-- start of EXTRACTED TEXT --

NEW AON CEO SHAKES UP FINANCIAL BUSINESSES

Lambros Lambrou

New Aon Risk Solutions CEO Lambros Lambrou is making his presence felt, integrating the firm’s existing financial businesses into one operation.

The Financial Specialties segment takes in Mergers and Acquisitions, Environmental Services, Trade Credit and Surety and Financial Services, and is aimed at giving clients a single point of access.

“The depth and range of solutions offered by the enhanced segment is a key differentiator for Aon Risk Solutions,” Lambrou says.

“The decision to bring these specialist teams together means we can leverage strength to maximise the value we provide clients, delivering growth and improving the scale of our technical and subject matter capability across key market segments.”

Jennifer Richards, the previous Client Director of Aon’s M&A Solutions, will head up the 30-strong team.

Lambrou sat down with IRP recently to discuss his vision for Aon and the future of the insurance industry.

READ THE FULL INTERVIEW BELOW.

Insurance & Risk Professional: You’ve worked extensively in Australia previously. How ready do you feel?

Lambros Lambrou: I was here for 17 years until six years ago. My career with Aon started in 1986 in London, where I worked on the wholesale broking side with the Lloyd’s market for six or seven years before I came to the Australian market in 1992. I worked on the reinsurance side and then moved across to the direct side I moved to the States in 2008, to the head office in Chicago for three years during a time when Aon was coming together as a global business.

-- end of EXTRACTED TEXT --
-- start of MATERIAL SUPPLIED --

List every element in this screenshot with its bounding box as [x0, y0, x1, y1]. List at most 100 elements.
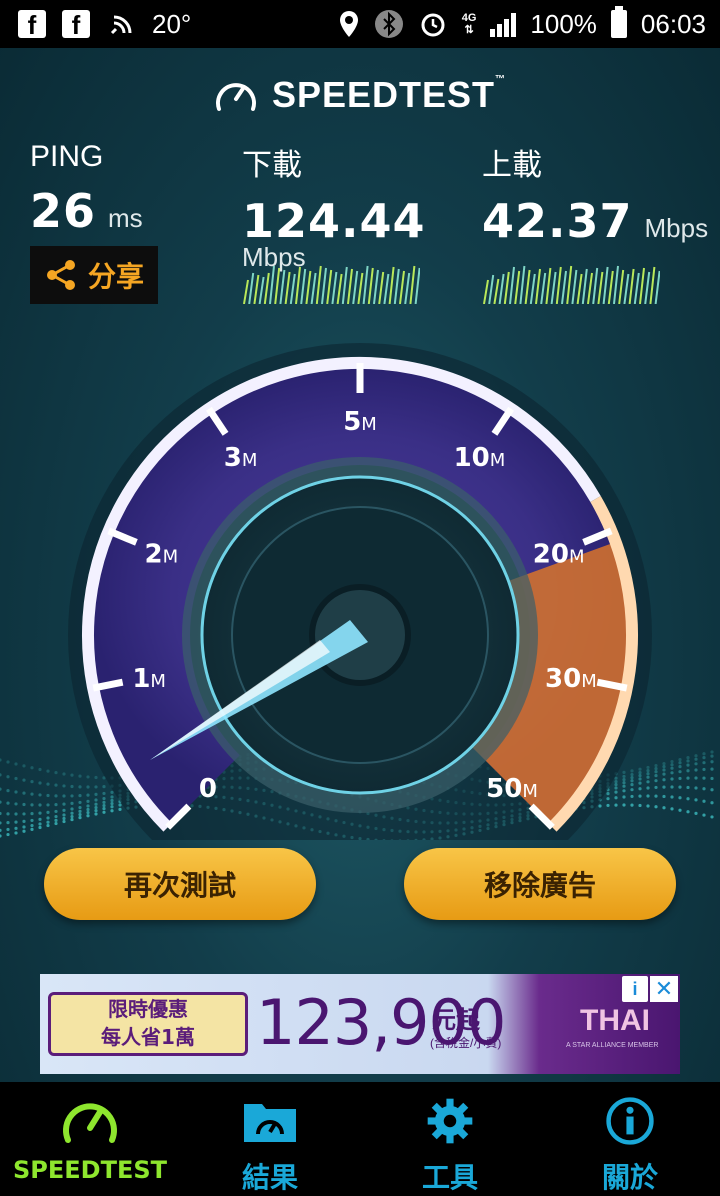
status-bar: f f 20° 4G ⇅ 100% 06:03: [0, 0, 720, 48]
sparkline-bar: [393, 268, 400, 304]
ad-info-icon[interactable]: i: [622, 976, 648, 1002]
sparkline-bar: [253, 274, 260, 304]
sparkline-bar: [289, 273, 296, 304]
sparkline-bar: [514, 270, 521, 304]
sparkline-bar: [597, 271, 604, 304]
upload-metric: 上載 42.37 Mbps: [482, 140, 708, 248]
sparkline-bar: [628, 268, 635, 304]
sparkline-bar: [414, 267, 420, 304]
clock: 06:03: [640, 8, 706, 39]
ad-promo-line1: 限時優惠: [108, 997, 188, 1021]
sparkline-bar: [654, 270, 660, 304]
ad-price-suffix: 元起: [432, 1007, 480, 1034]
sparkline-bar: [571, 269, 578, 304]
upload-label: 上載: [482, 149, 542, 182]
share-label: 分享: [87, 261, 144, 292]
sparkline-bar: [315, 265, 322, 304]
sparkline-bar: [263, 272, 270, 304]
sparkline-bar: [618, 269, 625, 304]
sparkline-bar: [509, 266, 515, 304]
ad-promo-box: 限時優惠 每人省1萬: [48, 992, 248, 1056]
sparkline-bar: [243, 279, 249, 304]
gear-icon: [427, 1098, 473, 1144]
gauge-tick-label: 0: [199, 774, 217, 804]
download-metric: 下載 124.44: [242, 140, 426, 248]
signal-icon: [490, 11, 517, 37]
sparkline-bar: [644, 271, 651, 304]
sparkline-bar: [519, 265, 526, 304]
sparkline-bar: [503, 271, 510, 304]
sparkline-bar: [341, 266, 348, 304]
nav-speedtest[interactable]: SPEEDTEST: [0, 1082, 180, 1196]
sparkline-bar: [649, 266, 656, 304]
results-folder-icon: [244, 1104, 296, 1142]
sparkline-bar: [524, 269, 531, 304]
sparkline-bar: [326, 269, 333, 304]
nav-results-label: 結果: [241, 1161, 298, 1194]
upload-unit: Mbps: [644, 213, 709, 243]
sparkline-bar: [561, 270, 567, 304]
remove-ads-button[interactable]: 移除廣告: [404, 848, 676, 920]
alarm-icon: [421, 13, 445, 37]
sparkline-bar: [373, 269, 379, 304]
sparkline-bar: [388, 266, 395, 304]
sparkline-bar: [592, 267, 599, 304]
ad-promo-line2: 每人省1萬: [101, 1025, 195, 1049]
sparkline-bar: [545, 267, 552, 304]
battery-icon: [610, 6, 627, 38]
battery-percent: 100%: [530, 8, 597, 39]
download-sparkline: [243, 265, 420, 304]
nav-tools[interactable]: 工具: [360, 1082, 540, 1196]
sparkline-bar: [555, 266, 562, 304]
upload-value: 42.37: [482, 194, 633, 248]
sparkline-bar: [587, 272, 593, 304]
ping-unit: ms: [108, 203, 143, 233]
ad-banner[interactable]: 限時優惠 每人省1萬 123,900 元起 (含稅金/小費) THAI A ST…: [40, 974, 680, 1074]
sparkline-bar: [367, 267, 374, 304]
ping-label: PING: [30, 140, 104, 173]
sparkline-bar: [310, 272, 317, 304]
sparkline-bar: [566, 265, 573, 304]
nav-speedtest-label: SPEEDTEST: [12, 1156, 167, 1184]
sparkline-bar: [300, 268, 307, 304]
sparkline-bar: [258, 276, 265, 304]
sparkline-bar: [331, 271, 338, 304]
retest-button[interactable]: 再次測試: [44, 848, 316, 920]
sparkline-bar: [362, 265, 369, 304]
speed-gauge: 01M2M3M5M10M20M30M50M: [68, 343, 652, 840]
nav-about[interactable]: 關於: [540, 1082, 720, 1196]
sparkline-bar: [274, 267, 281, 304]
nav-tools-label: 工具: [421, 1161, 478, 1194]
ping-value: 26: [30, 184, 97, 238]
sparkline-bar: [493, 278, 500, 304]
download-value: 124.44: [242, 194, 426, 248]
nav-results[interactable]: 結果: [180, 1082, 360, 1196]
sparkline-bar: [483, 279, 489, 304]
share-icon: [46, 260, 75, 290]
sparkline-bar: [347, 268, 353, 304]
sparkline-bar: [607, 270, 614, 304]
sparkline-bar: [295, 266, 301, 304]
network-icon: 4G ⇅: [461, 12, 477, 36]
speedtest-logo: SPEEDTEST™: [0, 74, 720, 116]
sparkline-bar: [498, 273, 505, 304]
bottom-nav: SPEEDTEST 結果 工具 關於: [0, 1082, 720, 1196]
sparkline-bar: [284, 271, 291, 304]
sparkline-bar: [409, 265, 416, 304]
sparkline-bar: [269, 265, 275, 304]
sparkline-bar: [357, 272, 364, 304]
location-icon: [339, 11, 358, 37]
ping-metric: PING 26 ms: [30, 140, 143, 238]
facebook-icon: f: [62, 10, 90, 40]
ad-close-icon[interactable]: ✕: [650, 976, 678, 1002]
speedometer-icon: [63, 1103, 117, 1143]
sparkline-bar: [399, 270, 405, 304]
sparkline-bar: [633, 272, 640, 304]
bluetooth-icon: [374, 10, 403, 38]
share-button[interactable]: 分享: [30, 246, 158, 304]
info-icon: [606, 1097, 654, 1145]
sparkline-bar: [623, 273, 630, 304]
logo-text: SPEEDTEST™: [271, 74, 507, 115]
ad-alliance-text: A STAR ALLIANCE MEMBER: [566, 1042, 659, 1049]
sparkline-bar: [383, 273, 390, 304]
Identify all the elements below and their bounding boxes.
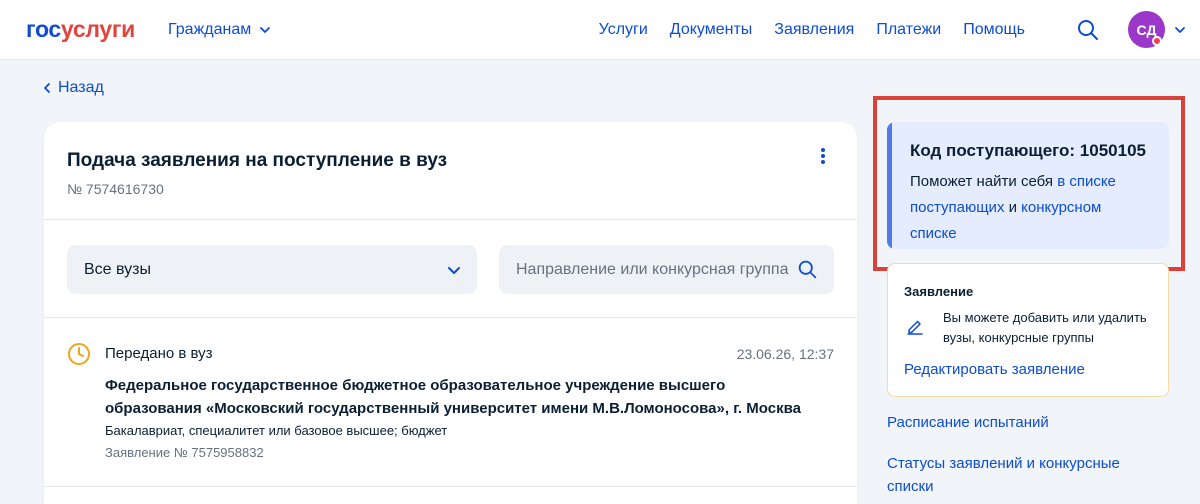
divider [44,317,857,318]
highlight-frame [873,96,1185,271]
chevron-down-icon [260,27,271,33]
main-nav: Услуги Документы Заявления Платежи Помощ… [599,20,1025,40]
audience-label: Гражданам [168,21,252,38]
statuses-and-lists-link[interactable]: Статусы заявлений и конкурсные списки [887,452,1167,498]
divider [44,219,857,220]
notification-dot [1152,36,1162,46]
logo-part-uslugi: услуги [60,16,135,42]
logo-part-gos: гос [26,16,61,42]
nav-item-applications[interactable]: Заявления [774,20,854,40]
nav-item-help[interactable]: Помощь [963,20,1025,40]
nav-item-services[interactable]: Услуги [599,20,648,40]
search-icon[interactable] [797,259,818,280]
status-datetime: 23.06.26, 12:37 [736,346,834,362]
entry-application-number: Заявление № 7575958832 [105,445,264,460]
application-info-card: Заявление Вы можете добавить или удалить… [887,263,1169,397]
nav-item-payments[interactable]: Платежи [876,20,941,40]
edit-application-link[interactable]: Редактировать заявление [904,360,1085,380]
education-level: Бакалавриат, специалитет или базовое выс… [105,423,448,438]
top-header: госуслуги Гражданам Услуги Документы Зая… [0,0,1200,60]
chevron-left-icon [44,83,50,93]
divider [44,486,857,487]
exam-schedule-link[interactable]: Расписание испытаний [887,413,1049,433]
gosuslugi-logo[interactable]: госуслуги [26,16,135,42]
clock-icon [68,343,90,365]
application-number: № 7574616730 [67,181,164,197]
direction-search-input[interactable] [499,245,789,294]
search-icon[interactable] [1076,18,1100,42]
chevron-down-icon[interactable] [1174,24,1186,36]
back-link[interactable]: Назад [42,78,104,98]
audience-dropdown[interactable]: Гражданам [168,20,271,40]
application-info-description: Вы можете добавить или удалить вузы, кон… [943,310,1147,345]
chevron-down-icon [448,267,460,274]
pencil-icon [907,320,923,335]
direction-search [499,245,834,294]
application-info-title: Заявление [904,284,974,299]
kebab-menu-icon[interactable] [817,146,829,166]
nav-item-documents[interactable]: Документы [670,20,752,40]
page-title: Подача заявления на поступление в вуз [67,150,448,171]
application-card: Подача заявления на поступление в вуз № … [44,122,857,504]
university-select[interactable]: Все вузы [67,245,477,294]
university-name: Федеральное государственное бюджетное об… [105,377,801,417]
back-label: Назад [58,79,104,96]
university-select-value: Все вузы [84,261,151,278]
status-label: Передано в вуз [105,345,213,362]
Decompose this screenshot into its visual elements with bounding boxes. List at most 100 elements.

-- end of MATERIAL SUPPLIED --

#### [REQUIRED WORK]
a. According to the article about Aon's new CEO, who will lead the 30-strong team?
b. List every calendar year mentioned in the article about Aon's new CEO.

#### [TASK RESPONSES]
a. Jennifer Richards, previously Client Director of Aon's M&A Solutions.

b. 1986, 1992, 2008